Objective: The answer should be a single number: how many lines of the entries below hold the word "team".

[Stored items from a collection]

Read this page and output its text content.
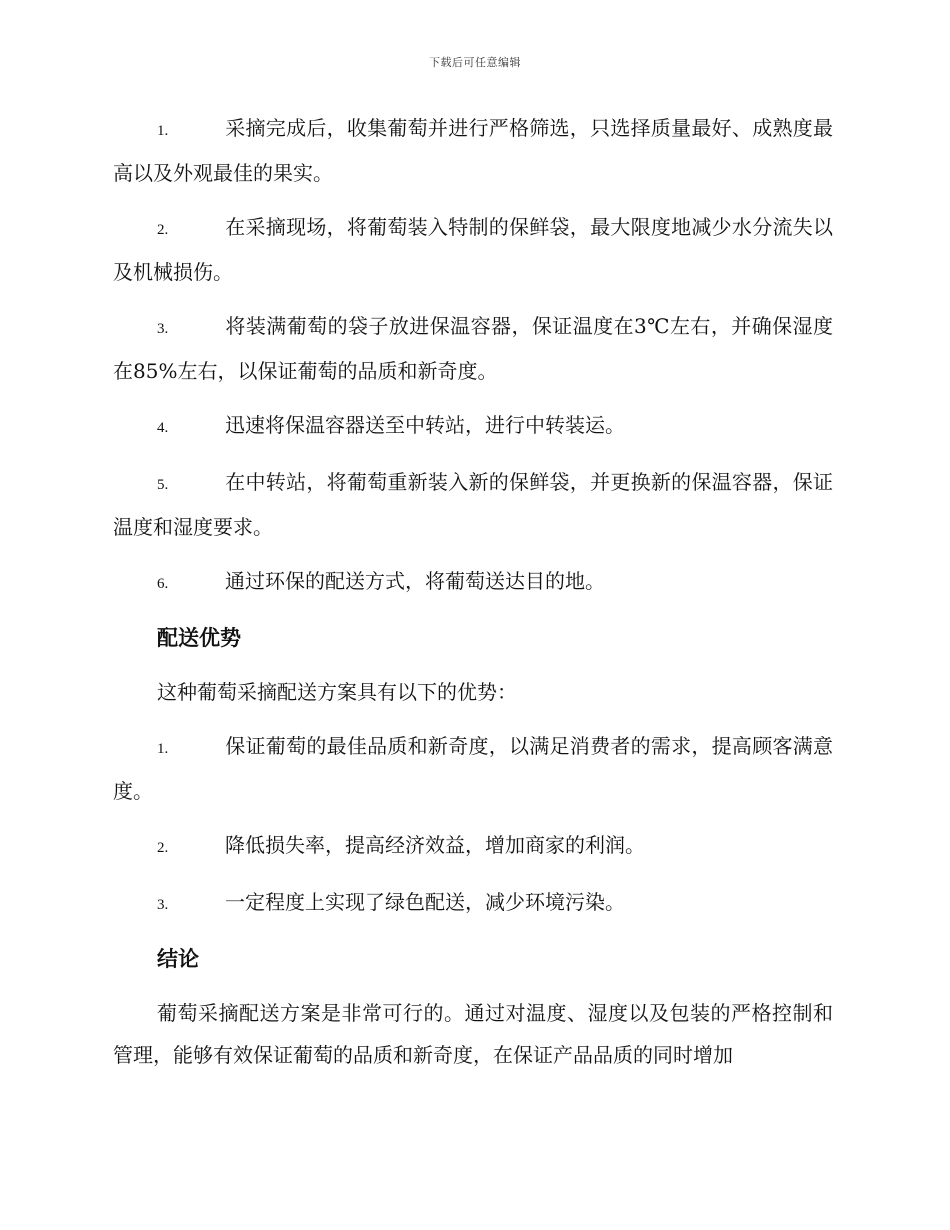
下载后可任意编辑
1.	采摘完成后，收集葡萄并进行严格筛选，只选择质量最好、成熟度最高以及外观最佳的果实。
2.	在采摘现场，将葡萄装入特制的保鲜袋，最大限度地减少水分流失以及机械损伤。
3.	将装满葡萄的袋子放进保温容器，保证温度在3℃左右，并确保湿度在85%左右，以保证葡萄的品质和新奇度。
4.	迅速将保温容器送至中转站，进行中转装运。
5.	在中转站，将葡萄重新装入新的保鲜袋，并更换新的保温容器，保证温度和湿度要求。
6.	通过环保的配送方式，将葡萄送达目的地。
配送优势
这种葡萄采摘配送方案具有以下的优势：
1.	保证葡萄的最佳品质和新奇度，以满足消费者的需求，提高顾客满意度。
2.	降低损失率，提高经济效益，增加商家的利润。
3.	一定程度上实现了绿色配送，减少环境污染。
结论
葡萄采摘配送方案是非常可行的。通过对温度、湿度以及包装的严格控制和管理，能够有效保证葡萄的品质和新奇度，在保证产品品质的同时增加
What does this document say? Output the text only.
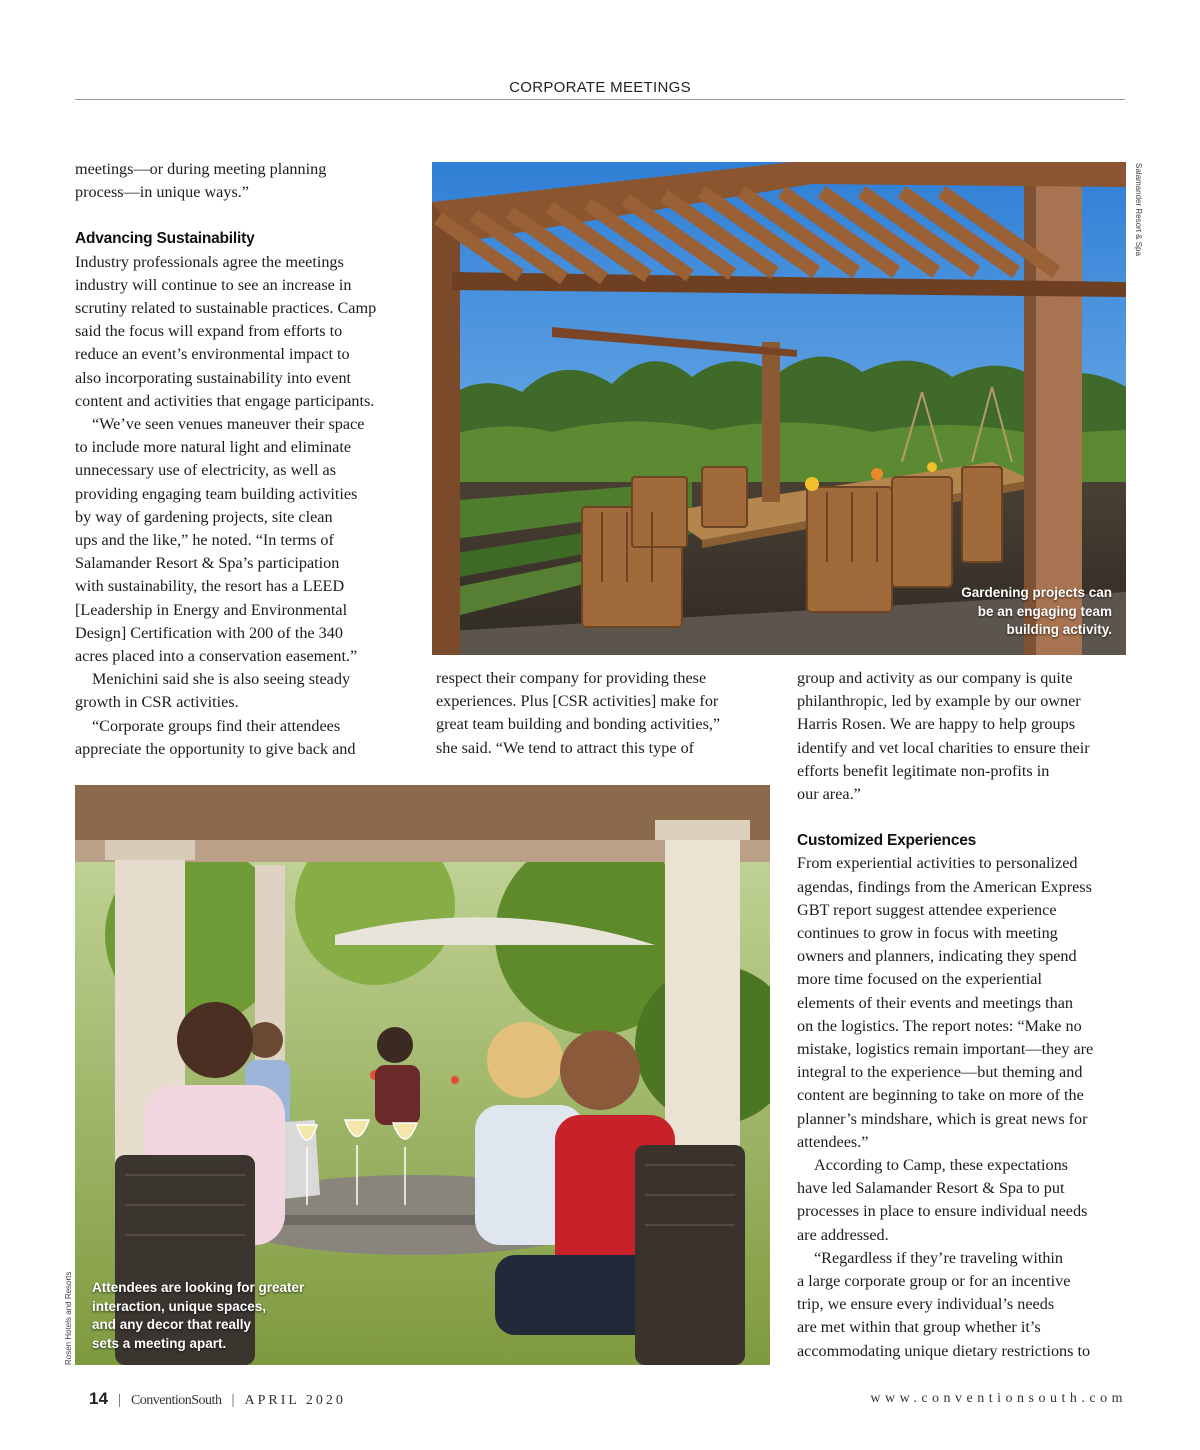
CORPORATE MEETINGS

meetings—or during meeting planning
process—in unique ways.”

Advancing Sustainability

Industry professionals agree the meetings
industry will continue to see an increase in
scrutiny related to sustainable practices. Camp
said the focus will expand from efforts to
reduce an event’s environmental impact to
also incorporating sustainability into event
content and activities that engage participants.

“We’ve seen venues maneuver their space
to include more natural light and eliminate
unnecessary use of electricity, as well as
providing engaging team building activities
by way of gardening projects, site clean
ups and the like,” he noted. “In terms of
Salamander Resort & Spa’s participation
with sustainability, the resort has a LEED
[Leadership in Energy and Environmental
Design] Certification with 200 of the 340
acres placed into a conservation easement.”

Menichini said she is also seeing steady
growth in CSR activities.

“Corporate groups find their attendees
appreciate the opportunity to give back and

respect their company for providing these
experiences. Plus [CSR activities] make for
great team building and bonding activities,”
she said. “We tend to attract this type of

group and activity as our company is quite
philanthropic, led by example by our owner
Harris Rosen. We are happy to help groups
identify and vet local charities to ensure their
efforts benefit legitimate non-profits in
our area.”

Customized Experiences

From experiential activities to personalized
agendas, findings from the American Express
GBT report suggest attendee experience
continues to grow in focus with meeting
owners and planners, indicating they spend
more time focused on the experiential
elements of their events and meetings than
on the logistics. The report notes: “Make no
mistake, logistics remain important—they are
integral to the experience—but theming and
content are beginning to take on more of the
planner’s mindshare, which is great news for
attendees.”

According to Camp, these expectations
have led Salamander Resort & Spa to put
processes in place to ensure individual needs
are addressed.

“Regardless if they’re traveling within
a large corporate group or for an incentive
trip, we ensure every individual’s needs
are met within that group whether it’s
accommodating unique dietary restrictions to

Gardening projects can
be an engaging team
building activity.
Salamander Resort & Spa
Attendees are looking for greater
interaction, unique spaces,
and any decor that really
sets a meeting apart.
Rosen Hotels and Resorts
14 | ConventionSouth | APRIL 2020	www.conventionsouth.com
...
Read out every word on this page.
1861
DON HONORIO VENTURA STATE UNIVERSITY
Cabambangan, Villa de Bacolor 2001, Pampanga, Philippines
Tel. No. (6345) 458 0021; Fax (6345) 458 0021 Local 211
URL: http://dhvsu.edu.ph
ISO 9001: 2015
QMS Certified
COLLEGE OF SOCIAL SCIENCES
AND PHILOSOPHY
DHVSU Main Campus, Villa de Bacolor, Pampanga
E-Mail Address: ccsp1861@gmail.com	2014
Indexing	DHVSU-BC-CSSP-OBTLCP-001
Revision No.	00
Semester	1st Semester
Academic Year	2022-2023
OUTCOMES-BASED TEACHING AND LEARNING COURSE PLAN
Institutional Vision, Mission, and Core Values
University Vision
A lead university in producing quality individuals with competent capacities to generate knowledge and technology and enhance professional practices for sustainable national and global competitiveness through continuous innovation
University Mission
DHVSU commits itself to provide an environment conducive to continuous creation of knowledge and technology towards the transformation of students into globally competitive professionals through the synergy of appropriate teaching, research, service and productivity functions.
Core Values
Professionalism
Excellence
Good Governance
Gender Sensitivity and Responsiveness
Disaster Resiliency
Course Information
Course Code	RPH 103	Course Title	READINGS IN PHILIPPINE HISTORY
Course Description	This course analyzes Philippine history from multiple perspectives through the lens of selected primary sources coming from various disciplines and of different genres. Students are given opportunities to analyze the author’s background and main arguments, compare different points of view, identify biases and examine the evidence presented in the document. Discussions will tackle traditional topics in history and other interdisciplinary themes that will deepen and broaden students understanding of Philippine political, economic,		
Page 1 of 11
* * *
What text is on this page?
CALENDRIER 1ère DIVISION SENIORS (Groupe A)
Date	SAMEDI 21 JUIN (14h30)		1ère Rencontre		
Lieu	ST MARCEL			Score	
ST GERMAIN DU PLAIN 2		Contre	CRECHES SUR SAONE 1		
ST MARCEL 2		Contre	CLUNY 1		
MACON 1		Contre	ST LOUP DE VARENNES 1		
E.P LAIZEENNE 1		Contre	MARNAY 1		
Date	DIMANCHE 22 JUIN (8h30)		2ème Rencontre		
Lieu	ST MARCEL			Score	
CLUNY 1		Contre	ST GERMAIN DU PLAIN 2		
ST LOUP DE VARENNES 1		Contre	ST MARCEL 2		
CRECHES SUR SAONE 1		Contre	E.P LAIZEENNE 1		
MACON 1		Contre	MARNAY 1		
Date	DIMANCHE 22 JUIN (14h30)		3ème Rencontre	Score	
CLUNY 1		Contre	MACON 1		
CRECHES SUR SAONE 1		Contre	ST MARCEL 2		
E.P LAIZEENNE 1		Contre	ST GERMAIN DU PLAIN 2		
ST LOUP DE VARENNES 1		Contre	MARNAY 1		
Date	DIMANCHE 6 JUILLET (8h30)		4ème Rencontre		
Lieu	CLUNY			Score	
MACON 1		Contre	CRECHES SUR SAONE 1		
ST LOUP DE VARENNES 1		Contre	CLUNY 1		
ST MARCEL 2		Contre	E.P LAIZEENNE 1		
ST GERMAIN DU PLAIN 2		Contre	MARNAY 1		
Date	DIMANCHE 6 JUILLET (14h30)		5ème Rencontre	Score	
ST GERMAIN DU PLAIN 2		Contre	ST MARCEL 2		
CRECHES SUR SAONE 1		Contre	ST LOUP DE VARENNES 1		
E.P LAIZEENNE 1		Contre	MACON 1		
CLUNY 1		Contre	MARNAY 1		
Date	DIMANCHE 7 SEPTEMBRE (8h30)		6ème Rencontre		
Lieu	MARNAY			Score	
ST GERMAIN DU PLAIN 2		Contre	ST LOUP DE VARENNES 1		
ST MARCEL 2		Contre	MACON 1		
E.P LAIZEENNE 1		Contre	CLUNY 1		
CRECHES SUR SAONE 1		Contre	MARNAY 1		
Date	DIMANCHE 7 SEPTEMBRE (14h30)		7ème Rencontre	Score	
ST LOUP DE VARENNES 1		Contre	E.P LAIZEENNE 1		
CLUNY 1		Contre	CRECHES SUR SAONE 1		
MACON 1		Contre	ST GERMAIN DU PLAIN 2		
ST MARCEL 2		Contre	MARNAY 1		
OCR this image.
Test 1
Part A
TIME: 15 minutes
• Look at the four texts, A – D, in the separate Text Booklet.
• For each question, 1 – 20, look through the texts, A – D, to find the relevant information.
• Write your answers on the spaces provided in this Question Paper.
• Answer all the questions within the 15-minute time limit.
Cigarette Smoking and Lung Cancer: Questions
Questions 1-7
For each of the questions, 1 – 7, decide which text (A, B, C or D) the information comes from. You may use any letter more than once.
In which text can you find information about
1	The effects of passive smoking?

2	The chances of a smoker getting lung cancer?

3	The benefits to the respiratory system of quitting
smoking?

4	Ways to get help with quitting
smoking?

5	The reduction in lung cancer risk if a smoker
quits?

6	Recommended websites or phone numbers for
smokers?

Result of the task: 3